==== Materials provided

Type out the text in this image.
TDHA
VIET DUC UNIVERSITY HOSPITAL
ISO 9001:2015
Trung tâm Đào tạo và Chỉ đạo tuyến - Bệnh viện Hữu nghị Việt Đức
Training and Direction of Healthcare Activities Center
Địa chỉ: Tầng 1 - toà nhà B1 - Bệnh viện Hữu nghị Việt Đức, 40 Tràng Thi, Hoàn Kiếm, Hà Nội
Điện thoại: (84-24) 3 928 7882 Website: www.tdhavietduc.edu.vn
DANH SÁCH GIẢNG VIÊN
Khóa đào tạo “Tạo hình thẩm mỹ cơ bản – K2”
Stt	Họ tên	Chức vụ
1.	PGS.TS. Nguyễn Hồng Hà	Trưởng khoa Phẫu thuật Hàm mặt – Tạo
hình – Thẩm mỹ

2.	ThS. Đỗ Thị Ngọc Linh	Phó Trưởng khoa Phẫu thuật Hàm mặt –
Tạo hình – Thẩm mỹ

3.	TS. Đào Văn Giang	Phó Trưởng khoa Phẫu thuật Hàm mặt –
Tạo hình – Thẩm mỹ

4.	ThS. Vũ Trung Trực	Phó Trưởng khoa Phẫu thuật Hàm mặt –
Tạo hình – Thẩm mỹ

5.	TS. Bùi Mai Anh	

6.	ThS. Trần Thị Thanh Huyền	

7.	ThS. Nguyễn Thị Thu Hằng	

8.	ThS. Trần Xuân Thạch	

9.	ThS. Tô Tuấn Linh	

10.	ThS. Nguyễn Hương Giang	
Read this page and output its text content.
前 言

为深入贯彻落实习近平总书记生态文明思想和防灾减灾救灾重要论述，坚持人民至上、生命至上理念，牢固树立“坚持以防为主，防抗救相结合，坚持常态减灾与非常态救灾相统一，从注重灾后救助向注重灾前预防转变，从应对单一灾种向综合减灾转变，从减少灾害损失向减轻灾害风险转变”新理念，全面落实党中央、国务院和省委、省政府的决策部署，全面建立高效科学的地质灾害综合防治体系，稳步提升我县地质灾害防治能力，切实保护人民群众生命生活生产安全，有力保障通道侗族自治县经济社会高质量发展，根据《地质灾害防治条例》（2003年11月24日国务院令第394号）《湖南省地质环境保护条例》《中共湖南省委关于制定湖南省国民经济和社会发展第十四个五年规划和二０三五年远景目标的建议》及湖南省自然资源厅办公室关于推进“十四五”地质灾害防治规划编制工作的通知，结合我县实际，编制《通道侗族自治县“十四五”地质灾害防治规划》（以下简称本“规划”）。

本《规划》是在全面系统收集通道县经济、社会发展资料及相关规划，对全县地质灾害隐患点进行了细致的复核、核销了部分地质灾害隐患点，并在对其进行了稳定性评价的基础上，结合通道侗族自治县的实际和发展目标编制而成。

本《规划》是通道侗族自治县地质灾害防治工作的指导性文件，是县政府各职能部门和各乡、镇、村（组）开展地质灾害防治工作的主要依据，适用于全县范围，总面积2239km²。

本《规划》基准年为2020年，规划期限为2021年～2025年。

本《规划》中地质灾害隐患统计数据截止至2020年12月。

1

========

### To do
Reproduce the entire listing word for word.

### Reply to the exercise
Type out the text in this image.
TDHA
VIET DUC UNIVERSITY HOSPITAL
ISO 9001:2015
Trung tâm Đào tạo và Chỉ đạo tuyến - Bệnh viện Hữu nghị Việt Đức
Training and Direction of Healthcare Activities Center
Địa chỉ: Tầng 1 - toà nhà B1 - Bệnh viện Hữu nghị Việt Đức, 40 Tràng Thi, Hoàn Kiếm, Hà Nội
Điện thoại: (84-24) 3 928 7882 Website: www.tdhavietduc.edu.vn
DANH SÁCH GIẢNG VIÊN
Khóa đào tạo “Tạo hình thẩm mỹ cơ bản – K2”
Stt	Họ tên	Chức vụ
1.	PGS.TS. Nguyễn Hồng Hà	Trưởng khoa Phẫu thuật Hàm mặt – Tạo
hình – Thẩm mỹ

2.	ThS. Đỗ Thị Ngọc Linh	Phó Trưởng khoa Phẫu thuật Hàm mặt –
Tạo hình – Thẩm mỹ

3.	TS. Đào Văn Giang	Phó Trưởng khoa Phẫu thuật Hàm mặt –
Tạo hình – Thẩm mỹ

4.	ThS. Vũ Trung Trực	Phó Trưởng khoa Phẫu thuật Hàm mặt –
Tạo hình – Thẩm mỹ

5.	TS. Bùi Mai Anh	

6.	ThS. Trần Thị Thanh Huyền	

7.	ThS. Nguyễn Thị Thu Hằng	

8.	ThS. Trần Xuân Thạch	

9.	ThS. Tô Tuấn Linh	

10.	ThS. Nguyễn Hương Giang	
Read this page and output its text content.
前 言

为深入贯彻落实习近平总书记生态文明思想和防灾减灾救灾重要论述，坚持人民至上、生命至上理念，牢固树立“坚持以防为主，防抗救相结合，坚持常态减灾与非常态救灾相统一，从注重灾后救助向注重灾前预防转变，从应对单一灾种向综合减灾转变，从减少灾害损失向减轻灾害风险转变”新理念，全面落实党中央、国务院和省委、省政府的决策部署，全面建立高效科学的地质灾害综合防治体系，稳步提升我县地质灾害防治能力，切实保护人民群众生命生活生产安全，有力保障通道侗族自治县经济社会高质量发展，根据《地质灾害防治条例》（2003年11月24日国务院令第394号）《湖南省地质环境保护条例》《中共湖南省委关于制定湖南省国民经济和社会发展第十四个五年规划和二０三五年远景目标的建议》及湖南省自然资源厅办公室关于推进“十四五”地质灾害防治规划编制工作的通知，结合我县实际，编制《通道侗族自治县“十四五”地质灾害防治规划》（以下简称本“规划”）。

本《规划》是在全面系统收集通道县经济、社会发展资料及相关规划，对全县地质灾害隐患点进行了细致的复核、核销了部分地质灾害隐患点，并在对其进行了稳定性评价的基础上，结合通道侗族自治县的实际和发展目标编制而成。

本《规划》是通道侗族自治县地质灾害防治工作的指导性文件，是县政府各职能部门和各乡、镇、村（组）开展地质灾害防治工作的主要依据，适用于全县范围，总面积2239km²。

本《规划》基准年为2020年，规划期限为2021年～2025年。

本《规划》中地质灾害隐患统计数据截止至2020年12月。

1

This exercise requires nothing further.